-------- Supplied records --------

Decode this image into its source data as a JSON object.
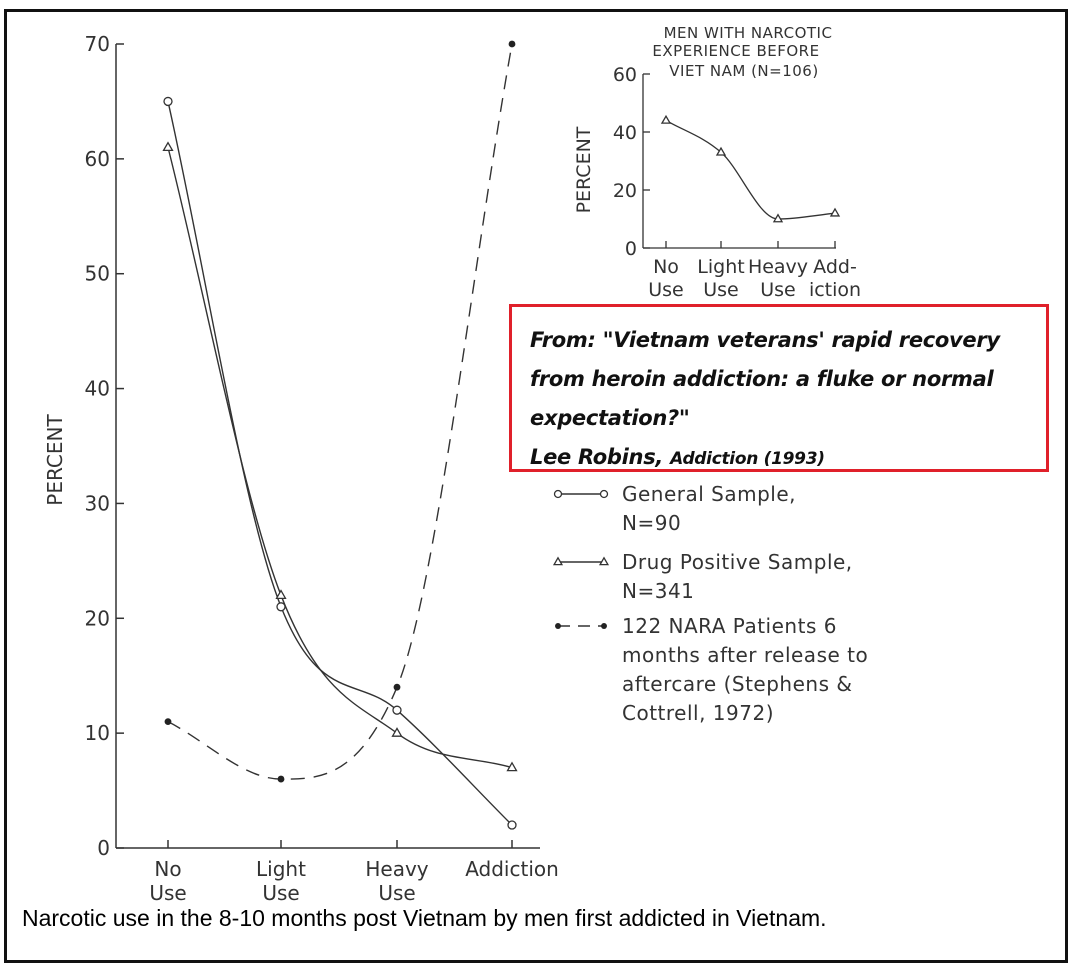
{
  "chart_data": [
    {
      "type": "line",
      "title": "",
      "xlabel": "",
      "ylabel": "PERCENT",
      "ylim": [
        0,
        70
      ],
      "yticks": [
        "0",
        "10",
        "20",
        "30",
        "40",
        "50",
        "60",
        "70"
      ],
      "categories": [
        {
          "line1": "No",
          "line2": "Use"
        },
        {
          "line1": "Light",
          "line2": "Use"
        },
        {
          "line1": "Heavy",
          "line2": "Use"
        },
        {
          "line1": "Addiction",
          "line2": ""
        }
      ],
      "series": [
        {
          "name": "General Sample, N=90",
          "marker": "open-circle",
          "style": "solid",
          "values": [
            65,
            21,
            12,
            2
          ]
        },
        {
          "name": "Drug Positive Sample, N=341",
          "marker": "open-triangle",
          "style": "solid",
          "values": [
            61,
            22,
            10,
            7
          ]
        },
        {
          "name": "122 NARA Patients 6 months after release to aftercare (Stephens & Cottrell, 1972)",
          "marker": "filled-dot",
          "style": "dashed",
          "values": [
            11,
            6,
            14,
            70
          ]
        }
      ],
      "legend": [
        {
          "lines": [
            "General Sample,",
            "N=90"
          ]
        },
        {
          "lines": [
            "Drug Positive Sample,",
            "N=341"
          ]
        },
        {
          "lines": [
            "122 NARA Patients 6",
            "months after release to",
            "aftercare (Stephens &",
            "Cottrell, 1972)"
          ]
        }
      ]
    },
    {
      "type": "line",
      "title_lines": [
        "MEN WITH NARCOTIC",
        "EXPERIENCE BEFORE",
        "VIET NAM (N=106)"
      ],
      "ylabel": "PERCENT",
      "ylim": [
        0,
        60
      ],
      "yticks": [
        "0",
        "20",
        "40",
        "60"
      ],
      "categories": [
        {
          "line1": "No",
          "line2": "Use"
        },
        {
          "line1": "Light",
          "line2": "Use"
        },
        {
          "line1": "Heavy",
          "line2": "Use"
        },
        {
          "line1": "Add-",
          "line2": "iction"
        }
      ],
      "series": [
        {
          "name": "Men with narcotic experience before Viet Nam",
          "marker": "open-triangle",
          "values": [
            44,
            33,
            10,
            12
          ]
        }
      ]
    }
  ],
  "citation": {
    "line1": "From: \"Vietnam veterans' rapid recovery",
    "line2": "from heroin addiction: a fluke or normal",
    "line3": "expectation?\"",
    "author": "Lee Robins,",
    "source": "Addiction (1993)"
  },
  "caption": "Narcotic use in the 8-10 months post Vietnam by men first addicted in Vietnam."
}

--------

_About this exercise_: Whenever "Drug" occurs in a line of the entries, copy that line.

_Output for this task_:
          "name": "Drug Positive Sample, N=341",
            "Drug Positive Sample,",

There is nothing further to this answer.